• WHAT YOU WILL DO: Pictures do not belong in the copy. Return all of the entries exactly.

[A run of records]
-------

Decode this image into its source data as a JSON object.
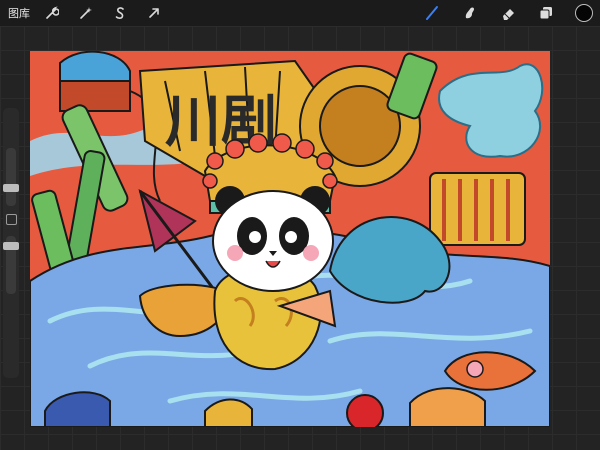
{
  "toolbar": {
    "gallery_label": "图库",
    "left_tools": [
      {
        "name": "actions-wrench-icon"
      },
      {
        "name": "adjustments-magic-wand-icon"
      },
      {
        "name": "selection-s-icon"
      },
      {
        "name": "transform-arrow-icon"
      }
    ],
    "right_tools": [
      {
        "name": "brush-icon",
        "active": true
      },
      {
        "name": "smudge-icon"
      },
      {
        "name": "eraser-icon"
      },
      {
        "name": "layers-icon"
      }
    ],
    "current_color": "#050505"
  },
  "canvas": {
    "artwork_text": "川剧"
  },
  "colors": {
    "accent_blue": "#3b7ff2",
    "canvas_background": "#e65a3f"
  }
}
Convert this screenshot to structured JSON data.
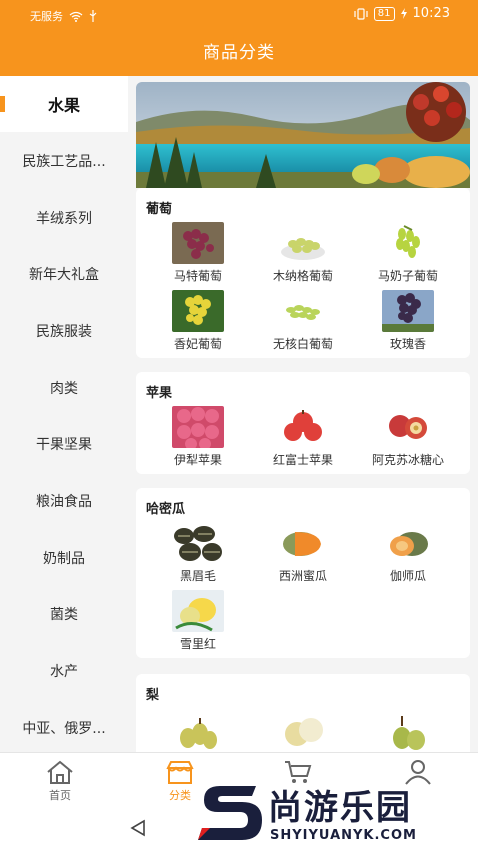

-------

• ANSWER TO THIS PROBLEM:
Decode this image into its source data as a JSON object.
{
  "toolbar": {
    "gallery_label": "图库",
    "left_tools": [
      {
        "name": "actions-wrench-icon"
      },
      {
        "name": "adjustments-magic-wand-icon"
      },
      {
        "name": "selection-s-icon"
      },
      {
        "name": "transform-arrow-icon"
      }
    ],
    "right_tools": [
      {
        "name": "brush-icon",
        "active": true
      },
      {
        "name": "smudge-icon"
      },
      {
        "name": "eraser-icon"
      },
      {
        "name": "layers-icon"
      }
    ],
    "current_color": "#050505"
  },
  "canvas": {
    "artwork_text": "川剧"
  },
  "colors": {
    "accent_blue": "#3b7ff2",
    "canvas_background": "#e65a3f"
  }
}
Convert this screenshot to structured JSON data.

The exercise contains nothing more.